Check each line of the entries below for the string "bisector" and state how many lines have it, with no other text.

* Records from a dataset

--------

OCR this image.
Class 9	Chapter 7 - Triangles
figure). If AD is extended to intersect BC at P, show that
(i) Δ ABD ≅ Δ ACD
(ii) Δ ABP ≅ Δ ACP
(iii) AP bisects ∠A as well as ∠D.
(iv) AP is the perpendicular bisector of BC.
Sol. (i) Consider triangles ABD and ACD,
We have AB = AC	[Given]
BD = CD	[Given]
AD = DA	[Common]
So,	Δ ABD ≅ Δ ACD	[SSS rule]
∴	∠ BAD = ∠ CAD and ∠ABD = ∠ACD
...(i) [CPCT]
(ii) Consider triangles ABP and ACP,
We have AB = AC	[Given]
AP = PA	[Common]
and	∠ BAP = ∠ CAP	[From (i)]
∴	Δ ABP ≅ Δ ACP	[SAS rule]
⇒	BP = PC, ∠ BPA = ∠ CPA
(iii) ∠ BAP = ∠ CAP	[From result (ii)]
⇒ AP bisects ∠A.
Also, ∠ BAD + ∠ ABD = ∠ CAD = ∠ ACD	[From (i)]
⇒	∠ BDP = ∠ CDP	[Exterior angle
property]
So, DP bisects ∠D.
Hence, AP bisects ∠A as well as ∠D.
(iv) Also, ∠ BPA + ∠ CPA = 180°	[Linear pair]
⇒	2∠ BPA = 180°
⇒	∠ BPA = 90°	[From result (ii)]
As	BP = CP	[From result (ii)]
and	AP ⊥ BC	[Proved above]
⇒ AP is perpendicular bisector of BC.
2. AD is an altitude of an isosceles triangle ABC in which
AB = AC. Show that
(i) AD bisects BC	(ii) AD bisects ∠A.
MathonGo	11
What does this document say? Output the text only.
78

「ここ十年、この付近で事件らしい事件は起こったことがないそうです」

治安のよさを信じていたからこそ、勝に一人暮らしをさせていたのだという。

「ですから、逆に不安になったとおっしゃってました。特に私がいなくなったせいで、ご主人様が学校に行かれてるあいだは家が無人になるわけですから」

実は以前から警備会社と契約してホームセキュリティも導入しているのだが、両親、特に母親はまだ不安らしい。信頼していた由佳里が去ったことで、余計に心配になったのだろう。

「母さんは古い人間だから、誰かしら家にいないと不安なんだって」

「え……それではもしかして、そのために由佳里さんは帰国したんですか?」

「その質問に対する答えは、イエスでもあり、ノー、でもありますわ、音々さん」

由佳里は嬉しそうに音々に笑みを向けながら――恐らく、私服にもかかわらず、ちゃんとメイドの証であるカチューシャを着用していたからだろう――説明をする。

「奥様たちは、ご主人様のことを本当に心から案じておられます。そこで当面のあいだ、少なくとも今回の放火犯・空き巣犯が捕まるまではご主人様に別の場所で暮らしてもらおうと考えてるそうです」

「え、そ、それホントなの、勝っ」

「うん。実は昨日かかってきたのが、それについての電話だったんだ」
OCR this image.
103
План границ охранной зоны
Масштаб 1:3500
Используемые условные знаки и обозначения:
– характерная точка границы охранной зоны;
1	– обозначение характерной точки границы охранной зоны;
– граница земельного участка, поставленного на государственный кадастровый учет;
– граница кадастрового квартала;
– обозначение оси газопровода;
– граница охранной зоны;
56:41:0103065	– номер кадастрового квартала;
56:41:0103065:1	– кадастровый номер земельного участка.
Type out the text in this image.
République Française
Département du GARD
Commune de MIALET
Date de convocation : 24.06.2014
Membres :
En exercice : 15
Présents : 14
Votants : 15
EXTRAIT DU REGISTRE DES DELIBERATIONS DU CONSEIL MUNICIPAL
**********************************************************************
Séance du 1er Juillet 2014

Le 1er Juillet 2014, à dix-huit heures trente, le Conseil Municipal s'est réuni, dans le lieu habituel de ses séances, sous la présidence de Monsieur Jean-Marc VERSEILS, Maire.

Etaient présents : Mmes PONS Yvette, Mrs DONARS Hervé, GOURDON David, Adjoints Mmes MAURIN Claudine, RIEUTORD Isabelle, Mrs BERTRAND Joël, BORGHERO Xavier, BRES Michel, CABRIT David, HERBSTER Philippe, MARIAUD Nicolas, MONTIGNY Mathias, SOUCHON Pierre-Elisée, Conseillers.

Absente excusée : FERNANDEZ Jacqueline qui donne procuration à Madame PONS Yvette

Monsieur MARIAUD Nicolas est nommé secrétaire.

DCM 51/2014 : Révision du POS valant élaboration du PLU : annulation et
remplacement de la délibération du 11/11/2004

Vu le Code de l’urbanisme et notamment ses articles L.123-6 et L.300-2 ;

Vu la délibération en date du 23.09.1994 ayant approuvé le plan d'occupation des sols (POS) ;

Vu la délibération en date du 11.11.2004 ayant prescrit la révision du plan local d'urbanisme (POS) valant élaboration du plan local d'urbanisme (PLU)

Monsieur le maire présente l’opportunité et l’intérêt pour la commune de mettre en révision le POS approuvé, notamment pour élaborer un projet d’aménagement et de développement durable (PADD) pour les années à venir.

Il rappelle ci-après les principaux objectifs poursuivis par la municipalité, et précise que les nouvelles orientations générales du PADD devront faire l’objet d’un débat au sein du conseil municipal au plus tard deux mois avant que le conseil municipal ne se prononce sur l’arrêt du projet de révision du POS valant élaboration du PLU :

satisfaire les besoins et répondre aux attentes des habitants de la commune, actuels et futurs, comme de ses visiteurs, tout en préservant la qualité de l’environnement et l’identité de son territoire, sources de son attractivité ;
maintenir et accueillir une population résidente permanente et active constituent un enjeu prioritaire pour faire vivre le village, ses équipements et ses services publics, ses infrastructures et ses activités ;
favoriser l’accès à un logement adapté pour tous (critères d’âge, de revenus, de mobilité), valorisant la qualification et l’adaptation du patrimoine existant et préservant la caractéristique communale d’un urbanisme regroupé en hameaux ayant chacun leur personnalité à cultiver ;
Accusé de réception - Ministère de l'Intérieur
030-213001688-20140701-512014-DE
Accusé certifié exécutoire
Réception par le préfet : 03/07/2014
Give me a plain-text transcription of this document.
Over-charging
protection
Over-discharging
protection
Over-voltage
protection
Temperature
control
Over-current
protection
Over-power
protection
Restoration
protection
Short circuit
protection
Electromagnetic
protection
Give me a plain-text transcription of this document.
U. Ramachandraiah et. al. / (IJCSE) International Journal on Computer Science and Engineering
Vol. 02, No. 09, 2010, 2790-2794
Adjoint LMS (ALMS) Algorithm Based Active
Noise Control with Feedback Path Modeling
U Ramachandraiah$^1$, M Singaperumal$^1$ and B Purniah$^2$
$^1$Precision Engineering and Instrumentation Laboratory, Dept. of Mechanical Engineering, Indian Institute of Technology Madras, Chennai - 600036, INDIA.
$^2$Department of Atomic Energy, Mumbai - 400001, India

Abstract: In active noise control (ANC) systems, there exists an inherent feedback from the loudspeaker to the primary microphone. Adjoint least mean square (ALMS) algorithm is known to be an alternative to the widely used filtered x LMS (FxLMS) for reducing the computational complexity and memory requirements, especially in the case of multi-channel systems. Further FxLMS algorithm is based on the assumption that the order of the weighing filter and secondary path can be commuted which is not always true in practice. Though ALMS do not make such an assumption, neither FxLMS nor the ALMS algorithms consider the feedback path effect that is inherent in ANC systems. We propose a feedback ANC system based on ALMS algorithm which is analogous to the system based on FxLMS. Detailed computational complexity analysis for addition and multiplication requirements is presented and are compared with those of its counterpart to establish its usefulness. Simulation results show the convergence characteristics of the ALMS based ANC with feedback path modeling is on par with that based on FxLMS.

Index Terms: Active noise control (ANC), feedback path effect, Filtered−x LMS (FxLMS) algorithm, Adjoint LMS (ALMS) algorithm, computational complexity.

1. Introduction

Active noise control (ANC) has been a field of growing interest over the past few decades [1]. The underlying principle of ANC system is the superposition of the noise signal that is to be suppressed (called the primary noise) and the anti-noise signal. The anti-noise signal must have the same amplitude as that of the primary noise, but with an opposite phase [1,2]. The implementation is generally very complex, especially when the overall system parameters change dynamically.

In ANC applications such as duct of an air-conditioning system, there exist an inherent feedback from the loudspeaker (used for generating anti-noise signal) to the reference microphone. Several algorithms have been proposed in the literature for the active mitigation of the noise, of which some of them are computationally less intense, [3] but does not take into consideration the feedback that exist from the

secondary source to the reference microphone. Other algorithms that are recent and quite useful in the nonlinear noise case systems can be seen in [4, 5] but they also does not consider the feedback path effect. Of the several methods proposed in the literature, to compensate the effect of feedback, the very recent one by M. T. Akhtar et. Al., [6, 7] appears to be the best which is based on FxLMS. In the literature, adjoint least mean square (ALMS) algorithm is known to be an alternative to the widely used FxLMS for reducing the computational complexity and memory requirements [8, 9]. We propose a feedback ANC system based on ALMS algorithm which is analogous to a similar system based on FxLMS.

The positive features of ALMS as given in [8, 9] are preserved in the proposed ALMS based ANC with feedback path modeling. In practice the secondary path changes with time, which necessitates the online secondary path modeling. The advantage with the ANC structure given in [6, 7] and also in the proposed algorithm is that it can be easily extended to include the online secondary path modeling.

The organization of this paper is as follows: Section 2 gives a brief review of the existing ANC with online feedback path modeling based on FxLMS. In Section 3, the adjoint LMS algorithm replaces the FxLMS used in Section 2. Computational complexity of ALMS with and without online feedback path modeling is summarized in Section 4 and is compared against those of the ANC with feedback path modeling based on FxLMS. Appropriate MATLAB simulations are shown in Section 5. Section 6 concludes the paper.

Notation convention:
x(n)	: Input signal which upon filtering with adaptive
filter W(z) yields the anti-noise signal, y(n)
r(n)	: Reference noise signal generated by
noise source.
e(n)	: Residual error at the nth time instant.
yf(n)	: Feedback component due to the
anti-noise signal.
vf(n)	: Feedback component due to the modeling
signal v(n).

--------

* Solution to the problem
2